___ INFORMATION GIVEN
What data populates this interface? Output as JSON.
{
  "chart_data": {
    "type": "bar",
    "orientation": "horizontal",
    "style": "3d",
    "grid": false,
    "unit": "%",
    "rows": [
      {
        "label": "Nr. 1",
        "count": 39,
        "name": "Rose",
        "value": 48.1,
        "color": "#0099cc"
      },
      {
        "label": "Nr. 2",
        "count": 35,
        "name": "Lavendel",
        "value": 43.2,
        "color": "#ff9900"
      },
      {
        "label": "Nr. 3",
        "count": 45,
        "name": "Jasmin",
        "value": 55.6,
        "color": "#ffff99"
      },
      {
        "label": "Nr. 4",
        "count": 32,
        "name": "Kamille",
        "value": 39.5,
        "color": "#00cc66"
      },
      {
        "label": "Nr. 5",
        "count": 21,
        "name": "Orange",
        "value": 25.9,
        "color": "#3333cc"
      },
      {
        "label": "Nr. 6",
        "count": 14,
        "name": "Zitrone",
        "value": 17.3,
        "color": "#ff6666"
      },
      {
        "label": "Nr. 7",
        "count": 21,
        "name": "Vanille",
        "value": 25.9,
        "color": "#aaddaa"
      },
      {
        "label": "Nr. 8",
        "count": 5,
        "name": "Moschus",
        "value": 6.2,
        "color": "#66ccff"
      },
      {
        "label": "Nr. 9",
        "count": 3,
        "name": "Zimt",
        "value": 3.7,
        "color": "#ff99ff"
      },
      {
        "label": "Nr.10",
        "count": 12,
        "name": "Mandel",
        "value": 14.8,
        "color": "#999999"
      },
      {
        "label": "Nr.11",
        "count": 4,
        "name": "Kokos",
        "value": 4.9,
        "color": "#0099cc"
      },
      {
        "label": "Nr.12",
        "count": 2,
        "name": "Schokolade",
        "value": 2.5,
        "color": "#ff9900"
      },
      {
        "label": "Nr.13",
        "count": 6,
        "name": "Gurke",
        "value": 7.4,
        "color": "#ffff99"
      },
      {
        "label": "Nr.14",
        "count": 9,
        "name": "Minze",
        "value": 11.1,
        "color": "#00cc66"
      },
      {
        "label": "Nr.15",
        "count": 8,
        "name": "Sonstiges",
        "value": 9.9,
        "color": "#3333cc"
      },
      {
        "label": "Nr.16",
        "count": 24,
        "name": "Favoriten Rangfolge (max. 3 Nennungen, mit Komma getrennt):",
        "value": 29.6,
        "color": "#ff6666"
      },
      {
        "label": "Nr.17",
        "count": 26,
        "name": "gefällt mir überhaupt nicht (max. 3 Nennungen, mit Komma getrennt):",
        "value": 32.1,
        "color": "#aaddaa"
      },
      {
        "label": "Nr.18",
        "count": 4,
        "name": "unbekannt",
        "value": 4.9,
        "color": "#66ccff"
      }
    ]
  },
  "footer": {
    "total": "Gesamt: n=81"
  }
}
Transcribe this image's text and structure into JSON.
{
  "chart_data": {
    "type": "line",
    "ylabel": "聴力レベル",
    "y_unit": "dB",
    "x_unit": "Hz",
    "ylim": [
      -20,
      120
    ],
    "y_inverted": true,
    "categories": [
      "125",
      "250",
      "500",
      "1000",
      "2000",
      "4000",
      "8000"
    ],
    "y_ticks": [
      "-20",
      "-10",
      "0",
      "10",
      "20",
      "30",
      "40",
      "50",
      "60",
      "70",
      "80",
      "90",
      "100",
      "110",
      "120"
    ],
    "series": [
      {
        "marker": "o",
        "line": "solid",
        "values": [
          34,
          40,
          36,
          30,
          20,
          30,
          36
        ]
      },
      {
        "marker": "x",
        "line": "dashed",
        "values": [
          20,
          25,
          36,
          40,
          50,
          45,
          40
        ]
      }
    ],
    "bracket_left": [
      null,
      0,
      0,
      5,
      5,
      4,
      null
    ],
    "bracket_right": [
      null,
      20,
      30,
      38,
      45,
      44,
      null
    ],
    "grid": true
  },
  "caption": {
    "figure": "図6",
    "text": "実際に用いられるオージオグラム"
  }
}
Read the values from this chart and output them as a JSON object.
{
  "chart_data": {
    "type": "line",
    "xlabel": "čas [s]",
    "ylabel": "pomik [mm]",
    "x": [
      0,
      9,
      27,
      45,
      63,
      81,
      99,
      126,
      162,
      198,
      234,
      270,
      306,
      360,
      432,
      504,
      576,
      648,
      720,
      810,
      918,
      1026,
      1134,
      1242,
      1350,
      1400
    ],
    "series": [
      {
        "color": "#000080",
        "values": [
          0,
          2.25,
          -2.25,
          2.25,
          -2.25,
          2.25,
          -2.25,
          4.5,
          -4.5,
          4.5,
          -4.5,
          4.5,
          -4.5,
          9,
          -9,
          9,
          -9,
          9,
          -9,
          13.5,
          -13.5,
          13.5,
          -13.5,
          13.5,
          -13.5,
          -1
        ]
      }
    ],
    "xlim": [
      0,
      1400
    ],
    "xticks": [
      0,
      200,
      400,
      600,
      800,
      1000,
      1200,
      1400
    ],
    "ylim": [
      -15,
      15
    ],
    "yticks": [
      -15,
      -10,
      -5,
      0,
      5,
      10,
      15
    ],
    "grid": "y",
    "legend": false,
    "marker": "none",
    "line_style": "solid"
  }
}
______
THE EXERCISE -> Repeat every record, exactly as written.

ANSWER IN FULL ->
What data populates this interface? Output as JSON.
{
  "chart_data": {
    "type": "bar",
    "orientation": "horizontal",
    "style": "3d",
    "grid": false,
    "unit": "%",
    "rows": [
      {
        "label": "Nr. 1",
        "count": 39,
        "name": "Rose",
        "value": 48.1,
        "color": "#0099cc"
      },
      {
        "label": "Nr. 2",
        "count": 35,
        "name": "Lavendel",
        "value": 43.2,
        "color": "#ff9900"
      },
      {
        "label": "Nr. 3",
        "count": 45,
        "name": "Jasmin",
        "value": 55.6,
        "color": "#ffff99"
      },
      {
        "label": "Nr. 4",
        "count": 32,
        "name": "Kamille",
        "value": 39.5,
        "color": "#00cc66"
      },
      {
        "label": "Nr. 5",
        "count": 21,
        "name": "Orange",
        "value": 25.9,
        "color": "#3333cc"
      },
      {
        "label": "Nr. 6",
        "count": 14,
        "name": "Zitrone",
        "value": 17.3,
        "color": "#ff6666"
      },
      {
        "label": "Nr. 7",
        "count": 21,
        "name": "Vanille",
        "value": 25.9,
        "color": "#aaddaa"
      },
      {
        "label": "Nr. 8",
        "count": 5,
        "name": "Moschus",
        "value": 6.2,
        "color": "#66ccff"
      },
      {
        "label": "Nr. 9",
        "count": 3,
        "name": "Zimt",
        "value": 3.7,
        "color": "#ff99ff"
      },
      {
        "label": "Nr.10",
        "count": 12,
        "name": "Mandel",
        "value": 14.8,
        "color": "#999999"
      },
      {
        "label": "Nr.11",
        "count": 4,
        "name": "Kokos",
        "value": 4.9,
        "color": "#0099cc"
      },
      {
        "label": "Nr.12",
        "count": 2,
        "name": "Schokolade",
        "value": 2.5,
        "color": "#ff9900"
      },
      {
        "label": "Nr.13",
        "count": 6,
        "name": "Gurke",
        "value": 7.4,
        "color": "#ffff99"
      },
      {
        "label": "Nr.14",
        "count": 9,
        "name": "Minze",
        "value": 11.1,
        "color": "#00cc66"
      },
      {
        "label": "Nr.15",
        "count": 8,
        "name": "Sonstiges",
        "value": 9.9,
        "color": "#3333cc"
      },
      {
        "label": "Nr.16",
        "count": 24,
        "name": "Favoriten Rangfolge (max. 3 Nennungen, mit Komma getrennt):",
        "value": 29.6,
        "color": "#ff6666"
      },
      {
        "label": "Nr.17",
        "count": 26,
        "name": "gefällt mir überhaupt nicht (max. 3 Nennungen, mit Komma getrennt):",
        "value": 32.1,
        "color": "#aaddaa"
      },
      {
        "label": "Nr.18",
        "count": 4,
        "name": "unbekannt",
        "value": 4.9,
        "color": "#66ccff"
      }
    ]
  },
  "footer": {
    "total": "Gesamt: n=81"
  }
}
Transcribe this image's text and structure into JSON.
{
  "chart_data": {
    "type": "line",
    "ylabel": "聴力レベル",
    "y_unit": "dB",
    "x_unit": "Hz",
    "ylim": [
      -20,
      120
    ],
    "y_inverted": true,
    "categories": [
      "125",
      "250",
      "500",
      "1000",
      "2000",
      "4000",
      "8000"
    ],
    "y_ticks": [
      "-20",
      "-10",
      "0",
      "10",
      "20",
      "30",
      "40",
      "50",
      "60",
      "70",
      "80",
      "90",
      "100",
      "110",
      "120"
    ],
    "series": [
      {
        "marker": "o",
        "line": "solid",
        "values": [
          34,
          40,
          36,
          30,
          20,
          30,
          36
        ]
      },
      {
        "marker": "x",
        "line": "dashed",
        "values": [
          20,
          25,
          36,
          40,
          50,
          45,
          40
        ]
      }
    ],
    "bracket_left": [
      null,
      0,
      0,
      5,
      5,
      4,
      null
    ],
    "bracket_right": [
      null,
      20,
      30,
      38,
      45,
      44,
      null
    ],
    "grid": true
  },
  "caption": {
    "figure": "図6",
    "text": "実際に用いられるオージオグラム"
  }
}
Read the values from this chart and output them as a JSON object.
{
  "chart_data": {
    "type": "line",
    "xlabel": "čas [s]",
    "ylabel": "pomik [mm]",
    "x": [
      0,
      9,
      27,
      45,
      63,
      81,
      99,
      126,
      162,
      198,
      234,
      270,
      306,
      360,
      432,
      504,
      576,
      648,
      720,
      810,
      918,
      1026,
      1134,
      1242,
      1350,
      1400
    ],
    "series": [
      {
        "color": "#000080",
        "values": [
          0,
          2.25,
          -2.25,
          2.25,
          -2.25,
          2.25,
          -2.25,
          4.5,
          -4.5,
          4.5,
          -4.5,
          4.5,
          -4.5,
          9,
          -9,
          9,
          -9,
          9,
          -9,
          13.5,
          -13.5,
          13.5,
          -13.5,
          13.5,
          -13.5,
          -1
        ]
      }
    ],
    "xlim": [
      0,
      1400
    ],
    "xticks": [
      0,
      200,
      400,
      600,
      800,
      1000,
      1200,
      1400
    ],
    "ylim": [
      -15,
      15
    ],
    "yticks": [
      -15,
      -10,
      -5,
      0,
      5,
      10,
      15
    ],
    "grid": "y",
    "legend": false,
    "marker": "none",
    "line_style": "solid"
  }
}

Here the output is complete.